● Short problem
Exactly reproduce the lines from the line that has "What's the underlying" down to the last line of the entries, inclusive.

···

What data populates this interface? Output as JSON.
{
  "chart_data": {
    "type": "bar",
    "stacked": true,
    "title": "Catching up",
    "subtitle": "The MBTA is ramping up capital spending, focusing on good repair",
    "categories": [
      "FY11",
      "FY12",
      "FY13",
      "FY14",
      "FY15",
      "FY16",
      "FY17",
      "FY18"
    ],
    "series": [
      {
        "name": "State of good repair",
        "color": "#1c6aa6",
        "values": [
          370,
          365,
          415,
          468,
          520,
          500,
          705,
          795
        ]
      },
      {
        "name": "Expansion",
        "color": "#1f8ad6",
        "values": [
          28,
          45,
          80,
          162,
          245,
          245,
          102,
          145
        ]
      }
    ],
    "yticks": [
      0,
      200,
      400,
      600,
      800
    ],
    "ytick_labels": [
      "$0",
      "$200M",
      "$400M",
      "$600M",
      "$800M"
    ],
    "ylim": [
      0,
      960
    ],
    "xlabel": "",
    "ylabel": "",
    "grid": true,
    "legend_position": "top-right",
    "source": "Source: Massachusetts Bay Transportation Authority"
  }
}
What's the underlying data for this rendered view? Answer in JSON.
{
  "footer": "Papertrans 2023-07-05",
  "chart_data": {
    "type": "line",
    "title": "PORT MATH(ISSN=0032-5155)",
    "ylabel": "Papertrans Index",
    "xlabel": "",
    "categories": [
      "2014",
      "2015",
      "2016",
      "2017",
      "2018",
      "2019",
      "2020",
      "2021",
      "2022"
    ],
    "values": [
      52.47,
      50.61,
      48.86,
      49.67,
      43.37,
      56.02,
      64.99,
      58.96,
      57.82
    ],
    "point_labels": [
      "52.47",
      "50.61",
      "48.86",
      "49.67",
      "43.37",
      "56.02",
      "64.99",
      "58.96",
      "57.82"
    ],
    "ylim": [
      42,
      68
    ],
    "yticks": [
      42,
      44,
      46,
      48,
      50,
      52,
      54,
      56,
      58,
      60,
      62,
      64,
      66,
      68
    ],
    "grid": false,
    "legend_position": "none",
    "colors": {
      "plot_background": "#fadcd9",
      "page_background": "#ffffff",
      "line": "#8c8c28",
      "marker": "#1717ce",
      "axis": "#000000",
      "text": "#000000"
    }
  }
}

···

● Response to this task
What's the underlying data for this rendered view? Answer in JSON.
{
  "footer": "Papertrans 2023-07-05",
  "chart_data": {
    "type": "line",
    "title": "PORT MATH(ISSN=0032-5155)",
    "ylabel": "Papertrans Index",
    "xlabel": "",
    "categories": [
      "2014",
      "2015",
      "2016",
      "2017",
      "2018",
      "2019",
      "2020",
      "2021",
      "2022"
    ],
    "values": [
      52.47,
      50.61,
      48.86,
      49.67,
      43.37,
      56.02,
      64.99,
      58.96,
      57.82
    ],
    "point_labels": [
      "52.47",
      "50.61",
      "48.86",
      "49.67",
      "43.37",
      "56.02",
      "64.99",
      "58.96",
      "57.82"
    ],
    "ylim": [
      42,
      68
    ],
    "yticks": [
      42,
      44,
      46,
      48,
      50,
      52,
      54,
      56,
      58,
      60,
      62,
      64,
      66,
      68
    ],
    "grid": false,
    "legend_position": "none",
    "colors": {
      "plot_background": "#fadcd9",
      "page_background": "#ffffff",
      "line": "#8c8c28",
      "marker": "#1717ce",
      "axis": "#000000",
      "text": "#000000"
    }
  }
}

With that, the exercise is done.